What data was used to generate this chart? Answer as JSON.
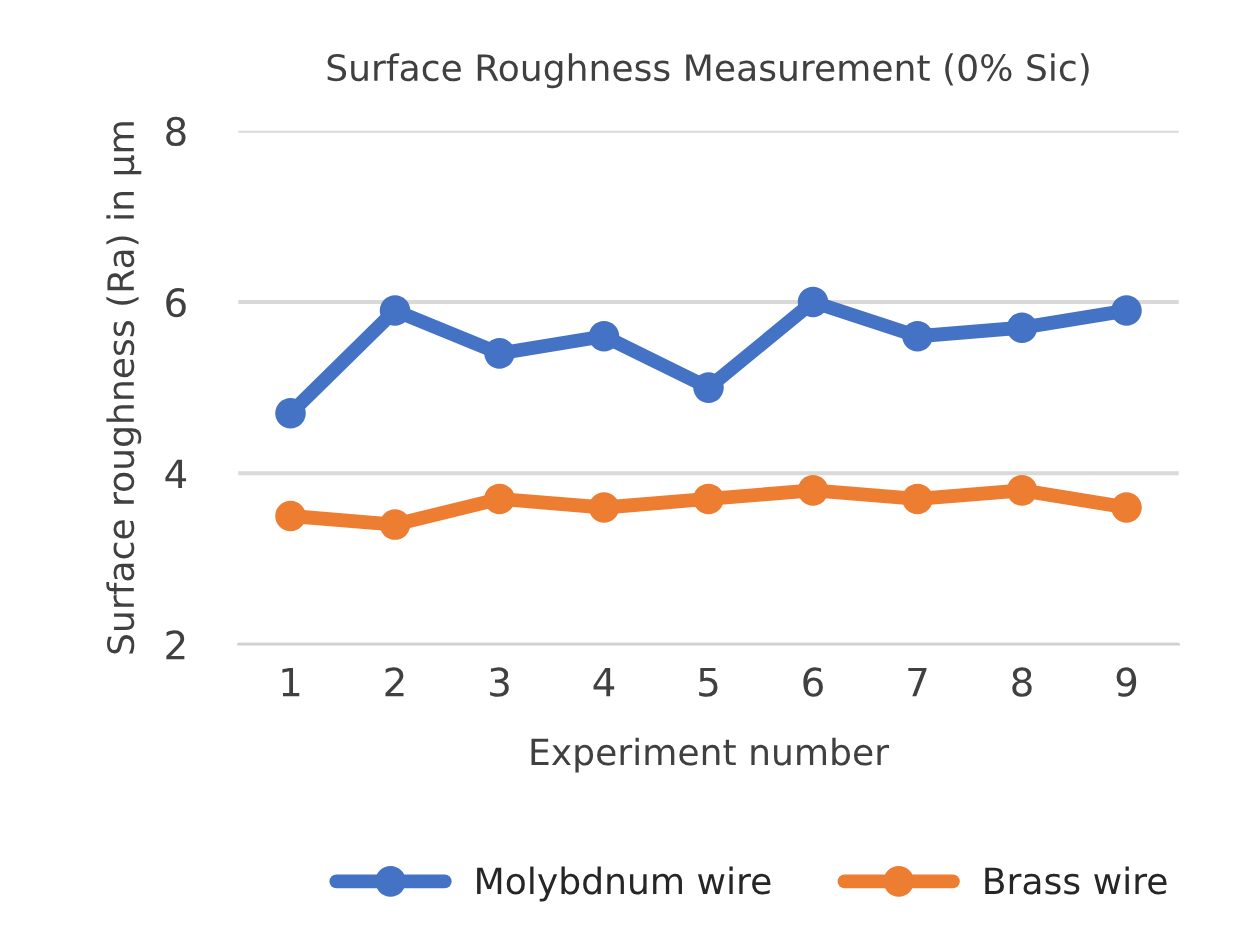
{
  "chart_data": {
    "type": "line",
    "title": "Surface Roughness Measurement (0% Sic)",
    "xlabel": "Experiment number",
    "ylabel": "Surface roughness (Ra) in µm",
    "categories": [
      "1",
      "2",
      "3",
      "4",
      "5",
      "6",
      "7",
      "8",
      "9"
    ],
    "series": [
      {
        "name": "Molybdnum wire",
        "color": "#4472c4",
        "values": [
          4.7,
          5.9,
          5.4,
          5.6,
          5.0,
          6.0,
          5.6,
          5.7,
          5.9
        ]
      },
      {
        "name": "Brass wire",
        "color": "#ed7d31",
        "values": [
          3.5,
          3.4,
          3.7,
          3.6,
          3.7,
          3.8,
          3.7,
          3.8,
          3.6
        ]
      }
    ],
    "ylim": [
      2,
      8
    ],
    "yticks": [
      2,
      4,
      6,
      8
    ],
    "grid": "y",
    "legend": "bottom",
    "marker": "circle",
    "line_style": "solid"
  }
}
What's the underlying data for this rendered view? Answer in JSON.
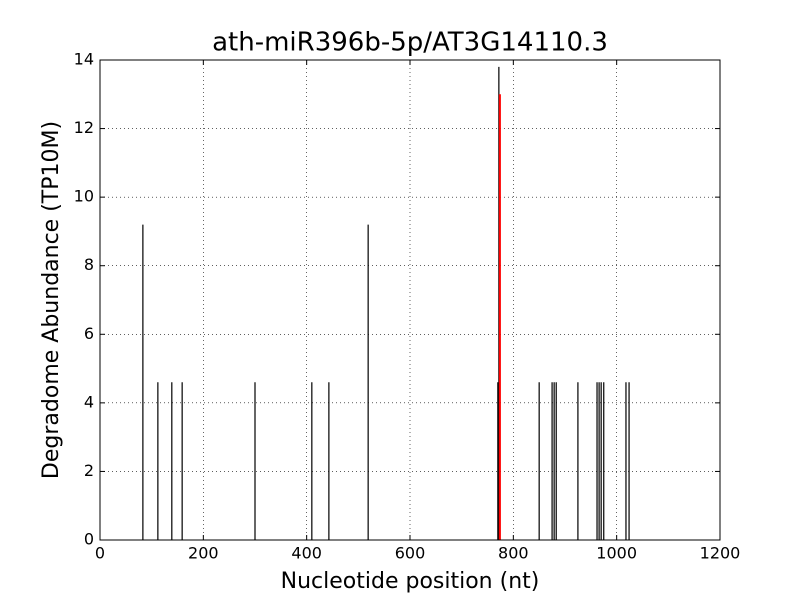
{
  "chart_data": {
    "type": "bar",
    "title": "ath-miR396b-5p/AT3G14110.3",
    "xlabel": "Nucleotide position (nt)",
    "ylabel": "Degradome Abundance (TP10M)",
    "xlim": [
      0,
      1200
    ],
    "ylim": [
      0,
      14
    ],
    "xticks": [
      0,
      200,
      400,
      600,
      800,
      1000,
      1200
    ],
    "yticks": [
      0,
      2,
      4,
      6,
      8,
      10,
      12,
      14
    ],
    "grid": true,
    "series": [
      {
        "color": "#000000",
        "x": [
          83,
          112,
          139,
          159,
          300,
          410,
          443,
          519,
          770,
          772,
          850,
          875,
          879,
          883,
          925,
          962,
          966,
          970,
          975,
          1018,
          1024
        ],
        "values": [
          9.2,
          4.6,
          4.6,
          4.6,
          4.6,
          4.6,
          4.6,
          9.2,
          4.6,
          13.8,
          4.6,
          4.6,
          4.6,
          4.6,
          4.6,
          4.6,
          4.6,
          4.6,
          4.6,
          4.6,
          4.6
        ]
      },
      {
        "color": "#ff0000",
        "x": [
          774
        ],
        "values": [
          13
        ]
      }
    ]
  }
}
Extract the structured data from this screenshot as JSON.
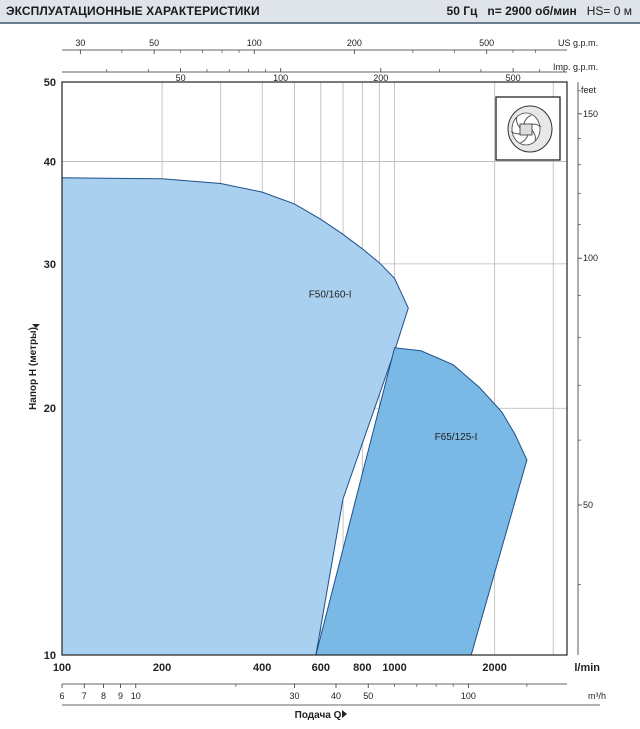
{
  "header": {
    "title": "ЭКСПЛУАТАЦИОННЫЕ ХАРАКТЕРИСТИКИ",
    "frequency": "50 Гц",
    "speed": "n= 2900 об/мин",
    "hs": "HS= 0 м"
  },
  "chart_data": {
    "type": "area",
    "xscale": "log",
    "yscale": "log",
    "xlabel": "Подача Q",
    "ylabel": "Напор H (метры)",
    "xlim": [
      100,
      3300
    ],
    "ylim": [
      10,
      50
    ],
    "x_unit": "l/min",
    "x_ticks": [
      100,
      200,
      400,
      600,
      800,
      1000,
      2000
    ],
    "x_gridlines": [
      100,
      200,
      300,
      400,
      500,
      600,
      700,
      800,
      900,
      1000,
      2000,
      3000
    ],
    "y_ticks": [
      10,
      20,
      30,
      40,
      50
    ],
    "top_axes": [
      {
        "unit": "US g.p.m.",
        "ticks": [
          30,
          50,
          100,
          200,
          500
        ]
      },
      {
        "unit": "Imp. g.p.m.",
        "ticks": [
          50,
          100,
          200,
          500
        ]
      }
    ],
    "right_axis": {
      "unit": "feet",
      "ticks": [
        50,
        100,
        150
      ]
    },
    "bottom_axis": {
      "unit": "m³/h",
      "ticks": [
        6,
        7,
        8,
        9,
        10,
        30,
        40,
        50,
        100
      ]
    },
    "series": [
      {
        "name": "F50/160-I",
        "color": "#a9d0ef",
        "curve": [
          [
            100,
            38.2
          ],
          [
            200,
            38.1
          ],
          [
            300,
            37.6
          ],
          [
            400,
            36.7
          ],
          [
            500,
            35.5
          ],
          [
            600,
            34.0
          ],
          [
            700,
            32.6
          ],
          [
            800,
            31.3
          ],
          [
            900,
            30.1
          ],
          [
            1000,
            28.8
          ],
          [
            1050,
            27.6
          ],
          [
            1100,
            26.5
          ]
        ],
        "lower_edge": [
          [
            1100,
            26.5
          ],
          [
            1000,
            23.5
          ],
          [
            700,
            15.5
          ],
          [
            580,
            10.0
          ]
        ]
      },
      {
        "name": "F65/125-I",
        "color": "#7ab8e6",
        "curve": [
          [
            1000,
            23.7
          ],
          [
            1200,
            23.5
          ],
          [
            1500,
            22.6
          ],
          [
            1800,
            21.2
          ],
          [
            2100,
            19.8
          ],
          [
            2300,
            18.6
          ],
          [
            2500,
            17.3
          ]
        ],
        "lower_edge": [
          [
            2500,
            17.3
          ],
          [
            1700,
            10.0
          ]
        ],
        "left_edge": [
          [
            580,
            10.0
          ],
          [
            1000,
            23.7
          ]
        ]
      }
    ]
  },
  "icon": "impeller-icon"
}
-=-=-=-=-
§ **What is required**
The records shown above are to be repeated exactly, with the pictures left out.

§ **Answer for this exercise**
What data was used to generate this chart? Answer as JSON.
{
  "chart_data": {
    "type": "line",
    "title": "Surface Roughness Measurement (0% Sic)",
    "xlabel": "Experiment number",
    "ylabel": "Surface roughness (Ra) in µm",
    "categories": [
      "1",
      "2",
      "3",
      "4",
      "5",
      "6",
      "7",
      "8",
      "9"
    ],
    "series": [
      {
        "name": "Molybdnum wire",
        "color": "#4472c4",
        "values": [
          4.7,
          5.9,
          5.4,
          5.6,
          5.0,
          6.0,
          5.6,
          5.7,
          5.9
        ]
      },
      {
        "name": "Brass wire",
        "color": "#ed7d31",
        "values": [
          3.5,
          3.4,
          3.7,
          3.6,
          3.7,
          3.8,
          3.7,
          3.8,
          3.6
        ]
      }
    ],
    "ylim": [
      2,
      8
    ],
    "yticks": [
      2,
      4,
      6,
      8
    ],
    "grid": "y",
    "legend": "bottom",
    "marker": "circle",
    "line_style": "solid"
  }
}
What's the underlying data for this rendered view? Answer in JSON.
{
  "chart_data": {
    "type": "bar",
    "title": "ath-miR396b-5p/AT3G14110.3",
    "xlabel": "Nucleotide position (nt)",
    "ylabel": "Degradome Abundance (TP10M)",
    "xlim": [
      0,
      1200
    ],
    "ylim": [
      0,
      14
    ],
    "xticks": [
      0,
      200,
      400,
      600,
      800,
      1000,
      1200
    ],
    "yticks": [
      0,
      2,
      4,
      6,
      8,
      10,
      12,
      14
    ],
    "grid": true,
    "series": [
      {
        "color": "#000000",
        "x": [
          83,
          112,
          139,
          159,
          300,
          410,
          443,
          519,
          770,
          772,
          850,
          875,
          879,
          883,
          925,
          962,
          966,
          970,
          975,
          1018,
          1024
        ],
        "values": [
          9.2,
          4.6,
          4.6,
          4.6,
          4.6,
          4.6,
          4.6,
          9.2,
          4.6,
          13.8,
          4.6,
          4.6,
          4.6,
          4.6,
          4.6,
          4.6,
          4.6,
          4.6,
          4.6,
          4.6,
          4.6
        ]
      },
      {
        "color": "#ff0000",
        "x": [
          774
        ],
        "values": [
          13
        ]
      }
    ]
  }
}
Extract the structured data from this screenshot as JSON.
{
  "header": {
    "title": "ЭКСПЛУАТАЦИОННЫЕ ХАРАКТЕРИСТИКИ",
    "frequency": "50 Гц",
    "speed": "n= 2900 об/мин",
    "hs": "HS= 0 м"
  },
  "chart_data": {
    "type": "area",
    "xscale": "log",
    "yscale": "log",
    "xlabel": "Подача Q",
    "ylabel": "Напор H (метры)",
    "xlim": [
      100,
      3300
    ],
    "ylim": [
      10,
      50
    ],
    "x_unit": "l/min",
    "x_ticks": [
      100,
      200,
      400,
      600,
      800,
      1000,
      2000
    ],
    "x_gridlines": [
      100,
      200,
      300,
      400,
      500,
      600,
      700,
      800,
      900,
      1000,
      2000,
      3000
    ],
    "y_ticks": [
      10,
      20,
      30,
      40,
      50
    ],
    "top_axes": [
      {
        "unit": "US g.p.m.",
        "ticks": [
          30,
          50,
          100,
          200,
          500
        ]
      },
      {
        "unit": "Imp. g.p.m.",
        "ticks": [
          50,
          100,
          200,
          500
        ]
      }
    ],
    "right_axis": {
      "unit": "feet",
      "ticks": [
        50,
        100,
        150
      ]
    },
    "bottom_axis": {
      "unit": "m³/h",
      "ticks": [
        6,
        7,
        8,
        9,
        10,
        30,
        40,
        50,
        100
      ]
    },
    "series": [
      {
        "name": "F50/160-I",
        "color": "#a9d0ef",
        "curve": [
          [
            100,
            38.2
          ],
          [
            200,
            38.1
          ],
          [
            300,
            37.6
          ],
          [
            400,
            36.7
          ],
          [
            500,
            35.5
          ],
          [
            600,
            34.0
          ],
          [
            700,
            32.6
          ],
          [
            800,
            31.3
          ],
          [
            900,
            30.1
          ],
          [
            1000,
            28.8
          ],
          [
            1050,
            27.6
          ],
          [
            1100,
            26.5
          ]
        ],
        "lower_edge": [
          [
            1100,
            26.5
          ],
          [
            1000,
            23.5
          ],
          [
            700,
            15.5
          ],
          [
            580,
            10.0
          ]
        ]
      },
      {
        "name": "F65/125-I",
        "color": "#7ab8e6",
        "curve": [
          [
            1000,
            23.7
          ],
          [
            1200,
            23.5
          ],
          [
            1500,
            22.6
          ],
          [
            1800,
            21.2
          ],
          [
            2100,
            19.8
          ],
          [
            2300,
            18.6
          ],
          [
            2500,
            17.3
          ]
        ],
        "lower_edge": [
          [
            2500,
            17.3
          ],
          [
            1700,
            10.0
          ]
        ],
        "left_edge": [
          [
            580,
            10.0
          ],
          [
            1000,
            23.7
          ]
        ]
      }
    ]
  },
  "icon": "impeller-icon"
}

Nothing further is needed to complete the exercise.